### Material shown
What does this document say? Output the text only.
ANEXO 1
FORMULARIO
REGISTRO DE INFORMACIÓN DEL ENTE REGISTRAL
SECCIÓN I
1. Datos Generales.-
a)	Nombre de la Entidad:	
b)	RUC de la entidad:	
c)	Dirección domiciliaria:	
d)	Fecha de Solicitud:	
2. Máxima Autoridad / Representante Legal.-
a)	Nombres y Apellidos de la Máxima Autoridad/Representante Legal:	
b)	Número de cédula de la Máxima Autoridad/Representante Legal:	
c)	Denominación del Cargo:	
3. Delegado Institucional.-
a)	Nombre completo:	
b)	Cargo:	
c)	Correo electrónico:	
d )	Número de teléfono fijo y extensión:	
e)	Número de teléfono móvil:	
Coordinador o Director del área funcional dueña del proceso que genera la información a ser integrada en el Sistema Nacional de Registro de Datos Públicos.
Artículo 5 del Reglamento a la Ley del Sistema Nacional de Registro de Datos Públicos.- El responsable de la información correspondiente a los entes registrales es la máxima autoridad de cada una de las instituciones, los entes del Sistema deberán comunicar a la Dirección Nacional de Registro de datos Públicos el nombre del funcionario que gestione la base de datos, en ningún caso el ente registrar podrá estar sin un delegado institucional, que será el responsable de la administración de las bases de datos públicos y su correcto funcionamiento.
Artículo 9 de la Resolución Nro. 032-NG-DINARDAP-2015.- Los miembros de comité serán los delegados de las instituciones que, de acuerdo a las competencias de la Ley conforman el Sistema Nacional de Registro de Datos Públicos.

==

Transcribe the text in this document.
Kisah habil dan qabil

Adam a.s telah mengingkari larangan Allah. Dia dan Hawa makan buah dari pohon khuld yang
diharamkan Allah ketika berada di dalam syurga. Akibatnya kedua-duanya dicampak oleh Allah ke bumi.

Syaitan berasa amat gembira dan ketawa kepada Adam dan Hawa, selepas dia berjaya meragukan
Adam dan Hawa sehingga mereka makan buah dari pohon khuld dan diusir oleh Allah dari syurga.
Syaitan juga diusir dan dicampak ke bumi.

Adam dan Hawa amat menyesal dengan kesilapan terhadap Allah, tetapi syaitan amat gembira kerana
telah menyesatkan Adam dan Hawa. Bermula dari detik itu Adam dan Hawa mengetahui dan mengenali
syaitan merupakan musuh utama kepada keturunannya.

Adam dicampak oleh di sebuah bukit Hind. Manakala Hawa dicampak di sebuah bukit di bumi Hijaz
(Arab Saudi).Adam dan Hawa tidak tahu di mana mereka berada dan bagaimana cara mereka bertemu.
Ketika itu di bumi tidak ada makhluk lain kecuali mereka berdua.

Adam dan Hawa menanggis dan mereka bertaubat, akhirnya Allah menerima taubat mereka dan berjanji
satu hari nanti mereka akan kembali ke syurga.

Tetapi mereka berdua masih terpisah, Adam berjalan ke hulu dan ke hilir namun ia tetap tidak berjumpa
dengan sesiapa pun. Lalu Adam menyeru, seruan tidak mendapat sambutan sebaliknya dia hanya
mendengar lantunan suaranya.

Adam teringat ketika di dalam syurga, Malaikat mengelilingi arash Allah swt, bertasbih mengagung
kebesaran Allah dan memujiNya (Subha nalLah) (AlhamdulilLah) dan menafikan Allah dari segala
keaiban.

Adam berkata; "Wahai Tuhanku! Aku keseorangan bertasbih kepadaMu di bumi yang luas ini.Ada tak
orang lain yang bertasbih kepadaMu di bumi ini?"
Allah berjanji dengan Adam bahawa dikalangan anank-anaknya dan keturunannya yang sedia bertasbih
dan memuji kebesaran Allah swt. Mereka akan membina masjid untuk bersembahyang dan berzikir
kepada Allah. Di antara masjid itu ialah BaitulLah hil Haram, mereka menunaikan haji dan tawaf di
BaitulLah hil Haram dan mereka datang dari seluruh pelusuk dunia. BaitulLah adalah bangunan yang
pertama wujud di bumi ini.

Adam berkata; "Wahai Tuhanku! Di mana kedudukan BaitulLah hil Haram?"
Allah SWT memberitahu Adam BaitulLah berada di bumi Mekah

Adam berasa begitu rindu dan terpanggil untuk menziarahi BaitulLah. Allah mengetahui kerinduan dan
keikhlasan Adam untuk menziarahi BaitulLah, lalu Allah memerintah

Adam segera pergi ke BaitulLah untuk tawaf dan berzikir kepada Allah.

### Task instructions
Look over the listing. Pull out every line with the string "dicampak" in it.

### Reply
diharamkan Allah ketika berada di dalam syurga. Akibatnya kedua-duanya dicampak oleh Allah ke bumi.
Syaitan juga diusir dan dicampak ke bumi.
Adam dicampak oleh di sebuah bukit Hind. Manakala Hawa dicampak di sebuah bukit di bumi Hijaz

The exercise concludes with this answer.